Task directions
Check each line of the records below and collect those that include the word "Probability".

[Data entries for graphics]
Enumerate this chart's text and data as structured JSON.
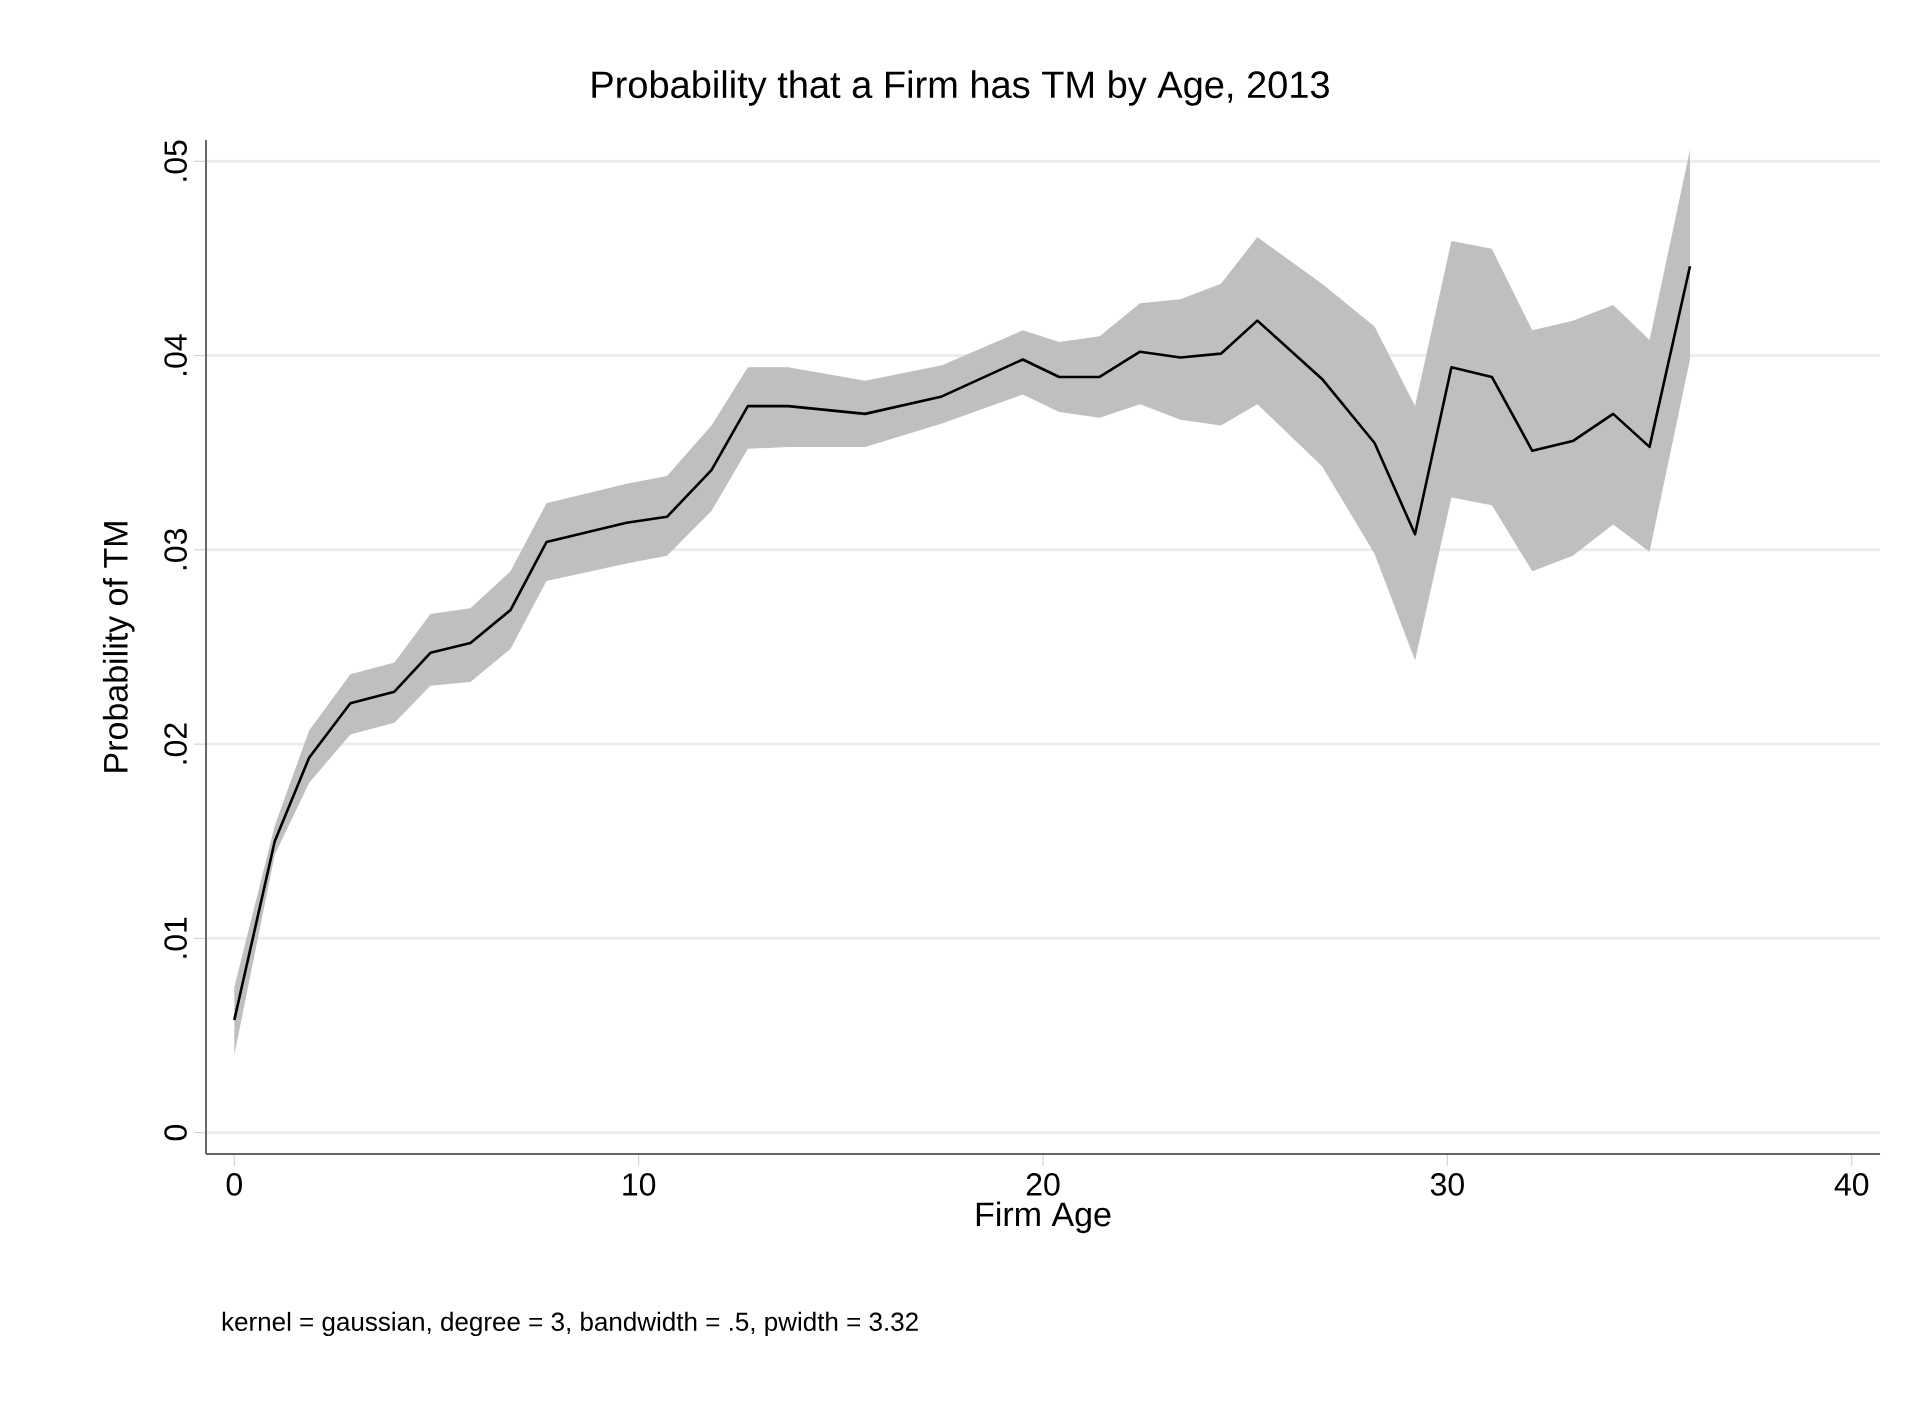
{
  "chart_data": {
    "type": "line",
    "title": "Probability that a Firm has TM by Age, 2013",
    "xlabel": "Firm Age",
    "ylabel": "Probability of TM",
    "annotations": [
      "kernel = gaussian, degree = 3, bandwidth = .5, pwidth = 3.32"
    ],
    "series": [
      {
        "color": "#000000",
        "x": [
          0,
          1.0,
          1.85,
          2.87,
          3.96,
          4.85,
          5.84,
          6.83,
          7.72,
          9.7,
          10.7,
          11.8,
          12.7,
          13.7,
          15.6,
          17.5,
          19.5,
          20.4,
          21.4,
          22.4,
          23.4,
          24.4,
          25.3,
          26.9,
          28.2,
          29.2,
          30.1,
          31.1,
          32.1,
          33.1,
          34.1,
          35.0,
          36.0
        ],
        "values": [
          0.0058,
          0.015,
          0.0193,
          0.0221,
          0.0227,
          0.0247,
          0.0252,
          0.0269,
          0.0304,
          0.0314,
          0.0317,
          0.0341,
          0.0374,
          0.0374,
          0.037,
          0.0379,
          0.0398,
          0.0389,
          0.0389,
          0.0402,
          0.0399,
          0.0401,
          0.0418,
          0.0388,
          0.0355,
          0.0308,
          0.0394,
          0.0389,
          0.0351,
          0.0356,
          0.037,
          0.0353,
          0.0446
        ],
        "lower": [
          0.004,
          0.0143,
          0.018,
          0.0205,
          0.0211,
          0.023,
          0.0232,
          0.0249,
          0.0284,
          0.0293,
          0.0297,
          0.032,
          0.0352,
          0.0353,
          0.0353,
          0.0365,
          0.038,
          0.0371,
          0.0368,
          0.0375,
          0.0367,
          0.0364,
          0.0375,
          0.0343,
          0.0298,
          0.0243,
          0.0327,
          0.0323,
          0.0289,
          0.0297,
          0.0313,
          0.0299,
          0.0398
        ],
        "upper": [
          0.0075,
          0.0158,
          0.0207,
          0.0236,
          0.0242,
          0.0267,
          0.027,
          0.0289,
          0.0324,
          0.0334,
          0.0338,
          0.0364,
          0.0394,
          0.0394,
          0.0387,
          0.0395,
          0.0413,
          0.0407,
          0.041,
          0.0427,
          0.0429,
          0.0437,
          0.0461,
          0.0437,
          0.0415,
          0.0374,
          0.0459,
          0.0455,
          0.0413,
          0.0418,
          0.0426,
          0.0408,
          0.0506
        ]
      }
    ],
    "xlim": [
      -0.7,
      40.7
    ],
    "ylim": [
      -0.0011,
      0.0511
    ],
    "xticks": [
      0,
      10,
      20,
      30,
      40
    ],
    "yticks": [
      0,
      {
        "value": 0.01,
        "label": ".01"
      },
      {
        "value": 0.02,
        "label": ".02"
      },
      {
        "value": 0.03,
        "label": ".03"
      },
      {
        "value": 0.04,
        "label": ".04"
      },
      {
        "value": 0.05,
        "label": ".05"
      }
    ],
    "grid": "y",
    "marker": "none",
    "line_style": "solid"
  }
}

The solution
    "title": "Probability that a Firm has TM by Age, 2013",
    "ylabel": "Probability of TM",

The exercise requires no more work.